◆ Dataset rows ◆
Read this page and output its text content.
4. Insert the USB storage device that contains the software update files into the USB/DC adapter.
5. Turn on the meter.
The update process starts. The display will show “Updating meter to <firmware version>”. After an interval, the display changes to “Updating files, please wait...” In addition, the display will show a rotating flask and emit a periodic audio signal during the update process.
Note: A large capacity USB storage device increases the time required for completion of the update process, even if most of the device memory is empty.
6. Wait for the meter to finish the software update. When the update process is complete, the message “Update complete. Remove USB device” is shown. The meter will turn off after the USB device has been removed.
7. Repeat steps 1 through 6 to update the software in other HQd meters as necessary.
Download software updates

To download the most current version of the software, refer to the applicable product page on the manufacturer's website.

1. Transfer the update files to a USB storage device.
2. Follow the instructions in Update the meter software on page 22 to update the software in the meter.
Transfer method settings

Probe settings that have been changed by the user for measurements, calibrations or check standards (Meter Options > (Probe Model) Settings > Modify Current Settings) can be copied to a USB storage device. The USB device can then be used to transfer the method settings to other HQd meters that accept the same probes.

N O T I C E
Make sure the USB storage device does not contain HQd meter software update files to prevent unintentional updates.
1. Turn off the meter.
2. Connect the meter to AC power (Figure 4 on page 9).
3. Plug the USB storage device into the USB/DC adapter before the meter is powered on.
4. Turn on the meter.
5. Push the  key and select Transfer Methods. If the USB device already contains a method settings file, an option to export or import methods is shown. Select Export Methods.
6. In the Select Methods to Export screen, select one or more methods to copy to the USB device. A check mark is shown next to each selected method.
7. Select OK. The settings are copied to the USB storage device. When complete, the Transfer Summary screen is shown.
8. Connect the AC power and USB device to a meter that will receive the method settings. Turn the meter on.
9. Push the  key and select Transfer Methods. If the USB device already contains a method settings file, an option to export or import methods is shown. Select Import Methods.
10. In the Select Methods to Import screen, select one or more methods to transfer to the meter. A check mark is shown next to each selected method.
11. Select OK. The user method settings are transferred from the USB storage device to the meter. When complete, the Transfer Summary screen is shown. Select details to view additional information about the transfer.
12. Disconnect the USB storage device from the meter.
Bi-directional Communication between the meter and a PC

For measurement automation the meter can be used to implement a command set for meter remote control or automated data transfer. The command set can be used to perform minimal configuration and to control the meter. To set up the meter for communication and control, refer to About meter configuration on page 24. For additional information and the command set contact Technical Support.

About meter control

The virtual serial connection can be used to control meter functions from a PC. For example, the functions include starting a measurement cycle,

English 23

◆ Stated goal ◆
Retype the material above, line by line, exactly.

◆ Output for this task ◆
Read this page and output its text content.
4. Insert the USB storage device that contains the software update files into the USB/DC adapter.
5. Turn on the meter.
The update process starts. The display will show “Updating meter to <firmware version>”. After an interval, the display changes to “Updating files, please wait...” In addition, the display will show a rotating flask and emit a periodic audio signal during the update process.
Note: A large capacity USB storage device increases the time required for completion of the update process, even if most of the device memory is empty.
6. Wait for the meter to finish the software update. When the update process is complete, the message “Update complete. Remove USB device” is shown. The meter will turn off after the USB device has been removed.
7. Repeat steps 1 through 6 to update the software in other HQd meters as necessary.
Download software updates

To download the most current version of the software, refer to the applicable product page on the manufacturer's website.

1. Transfer the update files to a USB storage device.
2. Follow the instructions in Update the meter software on page 22 to update the software in the meter.
Transfer method settings

Probe settings that have been changed by the user for measurements, calibrations or check standards (Meter Options > (Probe Model) Settings > Modify Current Settings) can be copied to a USB storage device. The USB device can then be used to transfer the method settings to other HQd meters that accept the same probes.

N O T I C E
Make sure the USB storage device does not contain HQd meter software update files to prevent unintentional updates.
1. Turn off the meter.
2. Connect the meter to AC power (Figure 4 on page 9).
3. Plug the USB storage device into the USB/DC adapter before the meter is powered on.
4. Turn on the meter.
5. Push the  key and select Transfer Methods. If the USB device already contains a method settings file, an option to export or import methods is shown. Select Export Methods.
6. In the Select Methods to Export screen, select one or more methods to copy to the USB device. A check mark is shown next to each selected method.
7. Select OK. The settings are copied to the USB storage device. When complete, the Transfer Summary screen is shown.
8. Connect the AC power and USB device to a meter that will receive the method settings. Turn the meter on.
9. Push the  key and select Transfer Methods. If the USB device already contains a method settings file, an option to export or import methods is shown. Select Import Methods.
10. In the Select Methods to Import screen, select one or more methods to transfer to the meter. A check mark is shown next to each selected method.
11. Select OK. The user method settings are transferred from the USB storage device to the meter. When complete, the Transfer Summary screen is shown. Select details to view additional information about the transfer.
12. Disconnect the USB storage device from the meter.
Bi-directional Communication between the meter and a PC

For measurement automation the meter can be used to implement a command set for meter remote control or automated data transfer. The command set can be used to perform minimal configuration and to control the meter. To set up the meter for communication and control, refer to About meter configuration on page 24. For additional information and the command set contact Technical Support.

About meter control

The virtual serial connection can be used to control meter functions from a PC. For example, the functions include starting a measurement cycle,

English 23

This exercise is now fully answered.